* TASK DESCRIPTION *
List each line holding the string "Pump".

* SUPPLIED RECORDS *

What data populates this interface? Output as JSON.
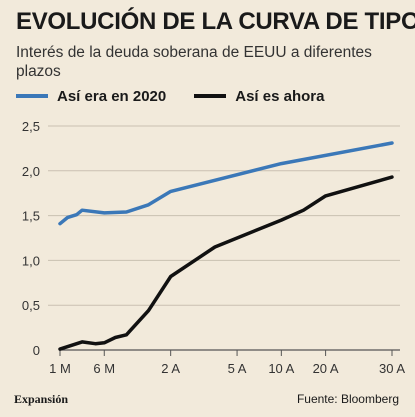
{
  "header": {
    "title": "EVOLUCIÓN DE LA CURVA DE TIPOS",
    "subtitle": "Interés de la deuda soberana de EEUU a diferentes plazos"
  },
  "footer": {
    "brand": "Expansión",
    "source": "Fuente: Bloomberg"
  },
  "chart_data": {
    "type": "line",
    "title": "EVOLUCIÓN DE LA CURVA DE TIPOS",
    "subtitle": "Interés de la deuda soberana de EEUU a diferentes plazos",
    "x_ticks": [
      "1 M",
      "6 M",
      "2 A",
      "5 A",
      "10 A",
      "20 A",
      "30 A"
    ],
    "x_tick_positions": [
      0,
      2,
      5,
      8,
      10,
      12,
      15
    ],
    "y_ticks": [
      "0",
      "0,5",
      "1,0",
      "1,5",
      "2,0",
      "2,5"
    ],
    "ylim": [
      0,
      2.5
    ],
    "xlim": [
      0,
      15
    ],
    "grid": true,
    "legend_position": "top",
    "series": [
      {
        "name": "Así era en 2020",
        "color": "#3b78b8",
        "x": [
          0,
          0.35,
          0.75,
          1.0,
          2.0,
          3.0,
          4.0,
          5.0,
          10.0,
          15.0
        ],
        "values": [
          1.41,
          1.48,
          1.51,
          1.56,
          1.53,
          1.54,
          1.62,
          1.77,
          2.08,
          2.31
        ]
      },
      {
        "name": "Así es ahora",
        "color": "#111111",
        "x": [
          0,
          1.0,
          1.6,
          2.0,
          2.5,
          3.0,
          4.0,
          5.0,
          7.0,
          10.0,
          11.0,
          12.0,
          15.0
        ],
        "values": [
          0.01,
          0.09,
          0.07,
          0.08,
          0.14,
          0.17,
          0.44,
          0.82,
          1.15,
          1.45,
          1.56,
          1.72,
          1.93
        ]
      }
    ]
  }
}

---

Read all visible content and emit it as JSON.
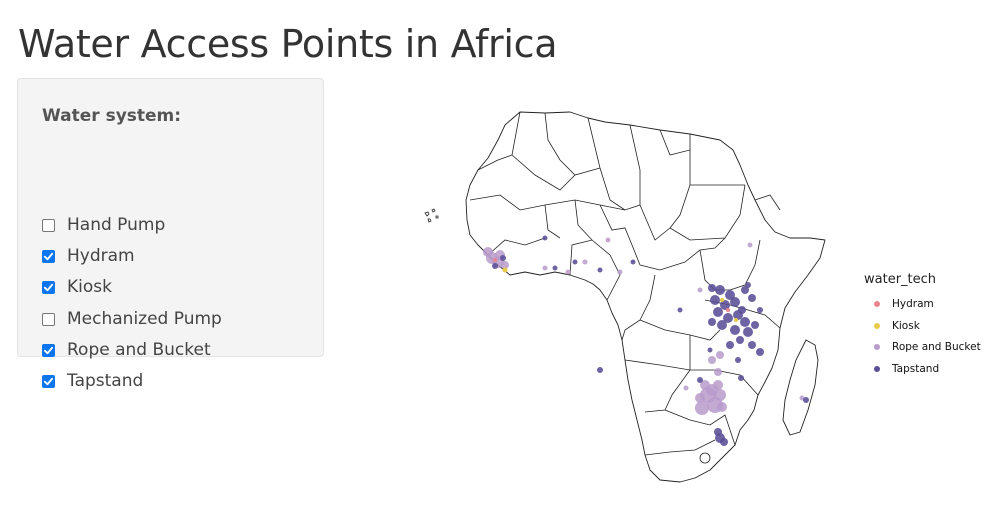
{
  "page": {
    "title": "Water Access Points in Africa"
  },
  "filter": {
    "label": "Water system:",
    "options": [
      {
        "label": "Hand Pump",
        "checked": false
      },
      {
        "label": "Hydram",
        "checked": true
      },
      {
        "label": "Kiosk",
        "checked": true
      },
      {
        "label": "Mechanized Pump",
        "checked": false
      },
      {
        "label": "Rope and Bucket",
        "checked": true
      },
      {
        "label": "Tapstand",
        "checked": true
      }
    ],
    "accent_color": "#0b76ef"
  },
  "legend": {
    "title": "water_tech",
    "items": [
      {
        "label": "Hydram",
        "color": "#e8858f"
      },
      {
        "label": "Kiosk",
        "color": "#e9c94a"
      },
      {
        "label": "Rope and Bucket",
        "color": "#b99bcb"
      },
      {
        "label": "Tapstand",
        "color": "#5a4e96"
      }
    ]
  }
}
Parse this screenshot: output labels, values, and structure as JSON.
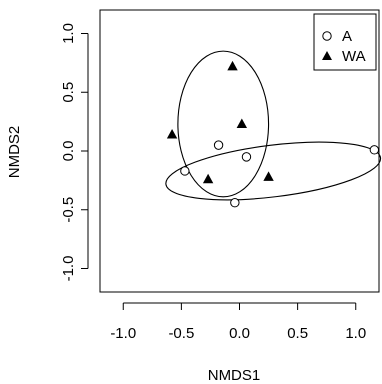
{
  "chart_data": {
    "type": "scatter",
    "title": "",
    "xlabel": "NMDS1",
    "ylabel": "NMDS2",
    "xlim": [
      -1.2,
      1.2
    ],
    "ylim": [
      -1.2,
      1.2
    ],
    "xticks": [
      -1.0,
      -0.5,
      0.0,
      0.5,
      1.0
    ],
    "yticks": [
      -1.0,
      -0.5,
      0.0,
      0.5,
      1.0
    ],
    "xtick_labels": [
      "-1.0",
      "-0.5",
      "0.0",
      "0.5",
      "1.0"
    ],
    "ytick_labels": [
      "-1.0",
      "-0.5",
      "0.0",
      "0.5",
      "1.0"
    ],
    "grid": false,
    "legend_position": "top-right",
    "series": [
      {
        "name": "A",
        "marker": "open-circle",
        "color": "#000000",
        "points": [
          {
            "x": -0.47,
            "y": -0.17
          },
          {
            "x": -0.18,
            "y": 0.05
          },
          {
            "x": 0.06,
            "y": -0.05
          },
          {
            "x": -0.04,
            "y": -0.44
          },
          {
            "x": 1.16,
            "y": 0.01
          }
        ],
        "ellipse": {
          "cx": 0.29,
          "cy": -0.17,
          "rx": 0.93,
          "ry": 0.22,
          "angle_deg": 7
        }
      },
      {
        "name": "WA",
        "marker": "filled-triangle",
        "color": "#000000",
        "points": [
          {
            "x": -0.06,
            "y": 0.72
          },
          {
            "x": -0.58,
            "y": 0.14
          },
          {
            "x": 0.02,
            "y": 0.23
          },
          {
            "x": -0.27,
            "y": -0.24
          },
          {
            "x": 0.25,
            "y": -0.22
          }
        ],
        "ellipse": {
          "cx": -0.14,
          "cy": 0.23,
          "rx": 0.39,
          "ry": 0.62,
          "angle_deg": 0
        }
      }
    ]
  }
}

==

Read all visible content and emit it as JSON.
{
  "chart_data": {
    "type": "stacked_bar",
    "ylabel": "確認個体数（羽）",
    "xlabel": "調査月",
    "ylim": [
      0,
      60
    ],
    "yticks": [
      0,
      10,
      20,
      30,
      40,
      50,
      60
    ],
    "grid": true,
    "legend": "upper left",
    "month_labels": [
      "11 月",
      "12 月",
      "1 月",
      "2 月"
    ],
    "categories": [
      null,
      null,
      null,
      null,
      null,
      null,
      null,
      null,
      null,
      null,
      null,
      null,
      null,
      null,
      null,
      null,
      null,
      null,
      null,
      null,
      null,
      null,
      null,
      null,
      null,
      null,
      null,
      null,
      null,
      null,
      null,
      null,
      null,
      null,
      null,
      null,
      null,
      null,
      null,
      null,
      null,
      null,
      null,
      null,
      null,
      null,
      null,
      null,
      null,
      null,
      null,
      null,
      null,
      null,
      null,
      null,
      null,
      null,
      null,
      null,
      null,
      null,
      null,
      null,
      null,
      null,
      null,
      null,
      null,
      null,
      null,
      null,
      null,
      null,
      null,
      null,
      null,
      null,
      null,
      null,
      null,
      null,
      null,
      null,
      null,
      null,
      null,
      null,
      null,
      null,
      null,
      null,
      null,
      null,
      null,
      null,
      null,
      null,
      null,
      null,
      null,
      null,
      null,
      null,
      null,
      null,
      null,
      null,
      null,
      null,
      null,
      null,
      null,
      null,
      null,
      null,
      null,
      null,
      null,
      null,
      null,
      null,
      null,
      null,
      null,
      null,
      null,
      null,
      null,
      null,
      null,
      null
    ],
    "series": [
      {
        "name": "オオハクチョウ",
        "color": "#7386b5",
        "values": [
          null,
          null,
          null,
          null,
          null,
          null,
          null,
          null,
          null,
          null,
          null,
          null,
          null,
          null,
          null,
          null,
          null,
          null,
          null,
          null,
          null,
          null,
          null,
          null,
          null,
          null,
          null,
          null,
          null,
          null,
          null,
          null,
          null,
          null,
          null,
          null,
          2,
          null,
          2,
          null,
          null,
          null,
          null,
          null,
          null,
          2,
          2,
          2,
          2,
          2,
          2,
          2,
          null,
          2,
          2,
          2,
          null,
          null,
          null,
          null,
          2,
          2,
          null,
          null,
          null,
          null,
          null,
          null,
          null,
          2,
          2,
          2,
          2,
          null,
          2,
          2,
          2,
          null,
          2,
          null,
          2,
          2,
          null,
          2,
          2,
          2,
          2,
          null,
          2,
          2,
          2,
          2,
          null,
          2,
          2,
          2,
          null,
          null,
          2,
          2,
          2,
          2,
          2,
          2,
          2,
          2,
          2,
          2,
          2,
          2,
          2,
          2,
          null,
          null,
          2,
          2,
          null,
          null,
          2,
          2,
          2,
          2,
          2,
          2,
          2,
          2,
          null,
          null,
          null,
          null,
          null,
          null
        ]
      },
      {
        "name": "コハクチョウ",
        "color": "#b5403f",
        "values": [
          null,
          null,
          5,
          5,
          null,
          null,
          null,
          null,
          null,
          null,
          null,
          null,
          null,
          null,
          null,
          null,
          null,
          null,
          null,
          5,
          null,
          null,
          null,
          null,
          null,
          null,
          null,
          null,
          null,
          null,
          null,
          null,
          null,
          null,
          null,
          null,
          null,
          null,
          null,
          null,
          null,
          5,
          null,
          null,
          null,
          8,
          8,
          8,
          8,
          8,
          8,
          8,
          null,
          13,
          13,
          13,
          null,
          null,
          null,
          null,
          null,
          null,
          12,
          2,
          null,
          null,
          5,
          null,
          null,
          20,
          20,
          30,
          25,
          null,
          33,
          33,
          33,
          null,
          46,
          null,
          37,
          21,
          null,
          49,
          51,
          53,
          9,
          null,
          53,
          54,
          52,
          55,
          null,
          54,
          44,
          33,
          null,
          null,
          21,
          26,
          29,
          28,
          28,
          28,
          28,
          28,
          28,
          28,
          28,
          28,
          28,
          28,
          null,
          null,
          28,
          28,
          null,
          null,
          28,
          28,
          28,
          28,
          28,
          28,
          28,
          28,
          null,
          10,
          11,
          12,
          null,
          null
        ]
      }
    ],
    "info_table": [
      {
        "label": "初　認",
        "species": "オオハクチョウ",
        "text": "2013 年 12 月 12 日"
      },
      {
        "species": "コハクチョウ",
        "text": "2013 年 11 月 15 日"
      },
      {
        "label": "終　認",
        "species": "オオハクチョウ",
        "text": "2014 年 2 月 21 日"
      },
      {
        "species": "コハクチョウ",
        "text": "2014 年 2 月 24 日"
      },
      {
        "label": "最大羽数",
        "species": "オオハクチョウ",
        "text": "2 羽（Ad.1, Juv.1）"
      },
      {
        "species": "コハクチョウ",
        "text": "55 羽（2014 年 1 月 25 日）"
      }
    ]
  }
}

* RESPONSE TO THIS TASK *
        "label": "Hand Pump",
        "label": "Mechanized Pump",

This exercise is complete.